— START —

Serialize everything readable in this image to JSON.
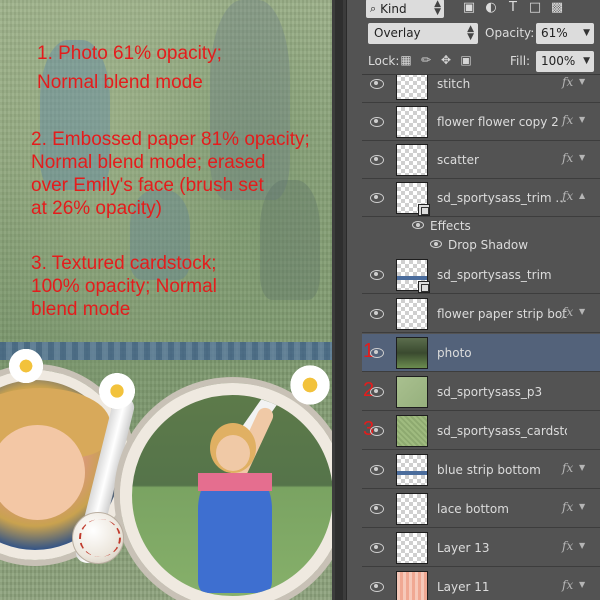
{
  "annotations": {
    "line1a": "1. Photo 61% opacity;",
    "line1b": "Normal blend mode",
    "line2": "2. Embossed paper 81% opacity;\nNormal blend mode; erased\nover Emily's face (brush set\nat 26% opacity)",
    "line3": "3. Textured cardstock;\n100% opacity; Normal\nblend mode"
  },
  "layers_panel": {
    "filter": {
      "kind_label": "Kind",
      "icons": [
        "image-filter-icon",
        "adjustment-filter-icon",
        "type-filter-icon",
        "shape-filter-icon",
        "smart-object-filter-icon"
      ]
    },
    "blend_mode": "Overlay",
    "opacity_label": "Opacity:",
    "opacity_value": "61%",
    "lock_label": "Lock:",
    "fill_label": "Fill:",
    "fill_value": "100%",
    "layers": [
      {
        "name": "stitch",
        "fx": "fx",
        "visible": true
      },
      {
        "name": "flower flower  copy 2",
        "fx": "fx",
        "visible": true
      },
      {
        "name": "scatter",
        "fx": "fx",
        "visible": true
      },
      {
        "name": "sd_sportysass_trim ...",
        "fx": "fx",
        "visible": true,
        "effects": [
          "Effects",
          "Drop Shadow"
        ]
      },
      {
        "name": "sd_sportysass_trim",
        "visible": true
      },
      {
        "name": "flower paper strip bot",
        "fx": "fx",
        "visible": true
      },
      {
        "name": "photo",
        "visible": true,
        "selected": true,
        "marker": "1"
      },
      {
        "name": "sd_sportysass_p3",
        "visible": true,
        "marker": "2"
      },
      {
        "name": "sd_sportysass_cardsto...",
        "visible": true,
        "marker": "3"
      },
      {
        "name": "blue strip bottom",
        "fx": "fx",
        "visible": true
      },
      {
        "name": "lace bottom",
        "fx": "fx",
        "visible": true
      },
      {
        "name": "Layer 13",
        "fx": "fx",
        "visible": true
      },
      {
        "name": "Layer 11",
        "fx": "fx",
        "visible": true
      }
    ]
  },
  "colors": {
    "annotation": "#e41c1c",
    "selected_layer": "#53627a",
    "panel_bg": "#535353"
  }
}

— END —

→ **Challenge**: Write out again every line above exactly as given; the pictures do not belong in the copy.

→ **Written reply**:
Serialize everything readable in this image to JSON.
{
  "annotations": {
    "line1a": "1. Photo 61% opacity;",
    "line1b": "Normal blend mode",
    "line2": "2. Embossed paper 81% opacity;\nNormal blend mode; erased\nover Emily's face (brush set\nat 26% opacity)",
    "line3": "3. Textured cardstock;\n100% opacity; Normal\nblend mode"
  },
  "layers_panel": {
    "filter": {
      "kind_label": "Kind",
      "icons": [
        "image-filter-icon",
        "adjustment-filter-icon",
        "type-filter-icon",
        "shape-filter-icon",
        "smart-object-filter-icon"
      ]
    },
    "blend_mode": "Overlay",
    "opacity_label": "Opacity:",
    "opacity_value": "61%",
    "lock_label": "Lock:",
    "fill_label": "Fill:",
    "fill_value": "100%",
    "layers": [
      {
        "name": "stitch",
        "fx": "fx",
        "visible": true
      },
      {
        "name": "flower flower  copy 2",
        "fx": "fx",
        "visible": true
      },
      {
        "name": "scatter",
        "fx": "fx",
        "visible": true
      },
      {
        "name": "sd_sportysass_trim ...",
        "fx": "fx",
        "visible": true,
        "effects": [
          "Effects",
          "Drop Shadow"
        ]
      },
      {
        "name": "sd_sportysass_trim",
        "visible": true
      },
      {
        "name": "flower paper strip bot",
        "fx": "fx",
        "visible": true
      },
      {
        "name": "photo",
        "visible": true,
        "selected": true,
        "marker": "1"
      },
      {
        "name": "sd_sportysass_p3",
        "visible": true,
        "marker": "2"
      },
      {
        "name": "sd_sportysass_cardsto...",
        "visible": true,
        "marker": "3"
      },
      {
        "name": "blue strip bottom",
        "fx": "fx",
        "visible": true
      },
      {
        "name": "lace bottom",
        "fx": "fx",
        "visible": true
      },
      {
        "name": "Layer 13",
        "fx": "fx",
        "visible": true
      },
      {
        "name": "Layer 11",
        "fx": "fx",
        "visible": true
      }
    ]
  },
  "colors": {
    "annotation": "#e41c1c",
    "selected_layer": "#53627a",
    "panel_bg": "#535353"
  }
}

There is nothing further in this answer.